[Data extracted from a collection]
--- Start ---

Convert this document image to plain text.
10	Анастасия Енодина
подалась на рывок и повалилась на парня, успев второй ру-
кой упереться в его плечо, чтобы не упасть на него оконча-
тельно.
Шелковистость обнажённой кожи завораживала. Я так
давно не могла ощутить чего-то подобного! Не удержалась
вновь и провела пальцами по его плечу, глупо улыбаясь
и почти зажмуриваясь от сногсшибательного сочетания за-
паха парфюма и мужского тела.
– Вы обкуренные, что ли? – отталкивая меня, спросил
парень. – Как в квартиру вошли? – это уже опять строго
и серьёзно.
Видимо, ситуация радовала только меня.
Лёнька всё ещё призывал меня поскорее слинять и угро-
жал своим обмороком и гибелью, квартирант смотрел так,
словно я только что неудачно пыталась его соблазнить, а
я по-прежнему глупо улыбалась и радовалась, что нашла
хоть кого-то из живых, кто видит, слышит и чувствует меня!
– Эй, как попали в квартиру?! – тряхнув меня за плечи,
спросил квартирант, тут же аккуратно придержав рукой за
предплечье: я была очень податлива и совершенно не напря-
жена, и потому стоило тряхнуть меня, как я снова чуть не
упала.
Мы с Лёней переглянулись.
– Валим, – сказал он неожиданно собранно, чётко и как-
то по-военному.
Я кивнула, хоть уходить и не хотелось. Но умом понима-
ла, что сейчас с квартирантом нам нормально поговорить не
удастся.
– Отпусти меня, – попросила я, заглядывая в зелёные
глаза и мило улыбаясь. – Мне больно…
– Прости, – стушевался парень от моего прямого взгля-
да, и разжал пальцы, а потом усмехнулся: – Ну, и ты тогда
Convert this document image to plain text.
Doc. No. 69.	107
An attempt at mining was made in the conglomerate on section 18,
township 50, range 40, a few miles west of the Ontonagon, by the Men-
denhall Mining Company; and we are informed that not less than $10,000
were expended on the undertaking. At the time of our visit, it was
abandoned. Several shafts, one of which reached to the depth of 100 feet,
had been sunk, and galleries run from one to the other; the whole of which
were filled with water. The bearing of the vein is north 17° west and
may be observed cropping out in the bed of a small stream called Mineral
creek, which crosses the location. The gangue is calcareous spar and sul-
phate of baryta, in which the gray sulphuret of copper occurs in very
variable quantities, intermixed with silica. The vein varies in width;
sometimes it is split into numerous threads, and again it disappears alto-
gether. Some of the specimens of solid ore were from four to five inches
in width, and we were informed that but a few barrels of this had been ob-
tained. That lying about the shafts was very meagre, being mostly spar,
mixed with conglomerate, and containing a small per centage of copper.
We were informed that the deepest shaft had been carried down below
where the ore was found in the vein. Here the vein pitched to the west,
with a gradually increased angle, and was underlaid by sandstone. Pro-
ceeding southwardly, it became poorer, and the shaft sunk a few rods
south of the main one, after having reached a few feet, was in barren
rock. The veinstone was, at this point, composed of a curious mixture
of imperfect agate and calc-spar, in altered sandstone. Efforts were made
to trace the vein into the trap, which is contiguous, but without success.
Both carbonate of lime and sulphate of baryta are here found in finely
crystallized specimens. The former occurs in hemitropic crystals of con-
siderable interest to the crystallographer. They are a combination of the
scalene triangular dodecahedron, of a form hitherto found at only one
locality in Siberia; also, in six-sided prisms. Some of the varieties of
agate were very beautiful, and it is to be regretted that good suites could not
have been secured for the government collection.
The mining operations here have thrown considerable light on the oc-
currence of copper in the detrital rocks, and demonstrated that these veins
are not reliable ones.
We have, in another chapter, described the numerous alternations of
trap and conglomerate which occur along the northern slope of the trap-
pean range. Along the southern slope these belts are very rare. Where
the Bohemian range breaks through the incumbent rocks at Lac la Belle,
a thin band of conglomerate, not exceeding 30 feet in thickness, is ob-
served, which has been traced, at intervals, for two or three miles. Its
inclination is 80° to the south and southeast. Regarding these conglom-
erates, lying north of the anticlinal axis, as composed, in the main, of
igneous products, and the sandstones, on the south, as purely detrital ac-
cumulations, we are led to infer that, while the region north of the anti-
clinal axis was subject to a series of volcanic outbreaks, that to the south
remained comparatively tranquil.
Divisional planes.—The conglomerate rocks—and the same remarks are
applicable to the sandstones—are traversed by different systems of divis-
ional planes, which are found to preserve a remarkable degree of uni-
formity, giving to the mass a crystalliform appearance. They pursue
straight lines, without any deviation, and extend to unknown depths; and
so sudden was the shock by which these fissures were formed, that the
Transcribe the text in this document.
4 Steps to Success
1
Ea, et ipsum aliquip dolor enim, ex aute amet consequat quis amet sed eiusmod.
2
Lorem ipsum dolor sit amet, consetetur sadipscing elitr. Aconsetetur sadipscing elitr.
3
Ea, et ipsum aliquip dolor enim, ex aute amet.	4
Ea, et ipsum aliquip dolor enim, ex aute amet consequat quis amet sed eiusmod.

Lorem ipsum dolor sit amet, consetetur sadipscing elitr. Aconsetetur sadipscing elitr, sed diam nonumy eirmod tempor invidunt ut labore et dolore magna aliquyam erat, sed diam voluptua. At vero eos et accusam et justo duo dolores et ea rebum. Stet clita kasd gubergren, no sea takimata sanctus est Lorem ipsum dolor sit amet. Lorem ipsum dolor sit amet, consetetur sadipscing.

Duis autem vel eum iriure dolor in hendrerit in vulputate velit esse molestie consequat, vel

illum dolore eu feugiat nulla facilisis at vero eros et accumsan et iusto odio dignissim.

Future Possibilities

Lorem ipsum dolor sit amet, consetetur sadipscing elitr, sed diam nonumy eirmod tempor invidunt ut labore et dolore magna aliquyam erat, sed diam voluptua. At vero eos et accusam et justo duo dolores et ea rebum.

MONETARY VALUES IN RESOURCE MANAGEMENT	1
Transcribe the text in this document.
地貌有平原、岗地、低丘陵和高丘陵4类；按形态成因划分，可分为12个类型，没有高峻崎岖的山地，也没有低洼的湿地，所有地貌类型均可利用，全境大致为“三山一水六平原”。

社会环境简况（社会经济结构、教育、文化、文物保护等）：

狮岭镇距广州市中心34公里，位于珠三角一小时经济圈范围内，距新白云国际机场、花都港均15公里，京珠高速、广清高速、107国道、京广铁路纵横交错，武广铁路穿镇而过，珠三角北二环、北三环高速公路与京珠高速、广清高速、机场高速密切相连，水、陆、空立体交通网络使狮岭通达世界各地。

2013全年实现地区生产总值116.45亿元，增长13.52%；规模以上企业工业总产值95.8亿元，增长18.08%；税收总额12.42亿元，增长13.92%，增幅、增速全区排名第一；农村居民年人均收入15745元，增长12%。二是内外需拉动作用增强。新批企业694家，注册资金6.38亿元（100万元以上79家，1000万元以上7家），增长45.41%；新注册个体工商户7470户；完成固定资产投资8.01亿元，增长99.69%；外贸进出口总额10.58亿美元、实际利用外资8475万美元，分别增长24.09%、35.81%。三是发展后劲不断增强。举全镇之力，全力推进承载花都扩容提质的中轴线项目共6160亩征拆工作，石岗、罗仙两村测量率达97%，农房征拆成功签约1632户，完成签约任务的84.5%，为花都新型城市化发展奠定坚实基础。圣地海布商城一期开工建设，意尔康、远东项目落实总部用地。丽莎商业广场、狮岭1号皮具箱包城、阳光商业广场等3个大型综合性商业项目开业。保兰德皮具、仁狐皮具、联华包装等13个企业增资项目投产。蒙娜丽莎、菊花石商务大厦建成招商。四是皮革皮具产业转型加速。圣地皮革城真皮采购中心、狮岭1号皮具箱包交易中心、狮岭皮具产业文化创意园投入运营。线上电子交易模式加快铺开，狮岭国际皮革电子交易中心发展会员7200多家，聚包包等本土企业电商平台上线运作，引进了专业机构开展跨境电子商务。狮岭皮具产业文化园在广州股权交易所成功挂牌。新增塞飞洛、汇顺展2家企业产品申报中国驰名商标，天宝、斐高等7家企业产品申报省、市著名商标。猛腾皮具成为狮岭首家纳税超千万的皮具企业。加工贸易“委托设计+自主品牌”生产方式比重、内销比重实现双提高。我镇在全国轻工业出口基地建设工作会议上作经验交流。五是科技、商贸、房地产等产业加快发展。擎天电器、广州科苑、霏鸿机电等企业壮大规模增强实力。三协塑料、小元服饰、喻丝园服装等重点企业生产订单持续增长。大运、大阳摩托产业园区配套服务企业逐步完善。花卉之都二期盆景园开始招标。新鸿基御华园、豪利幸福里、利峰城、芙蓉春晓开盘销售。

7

--- End ---

- THE EXERCISE:
Search the entries for "west" and copy out each line that has it.

- RESULT OF THE TASK:
township 50, range 40, a few miles west of the Ontonagon, by the Men-
were filled with water. The bearing of the vein is north 17° west and
where the ore was found in the vein. Here the vein pitched to the west,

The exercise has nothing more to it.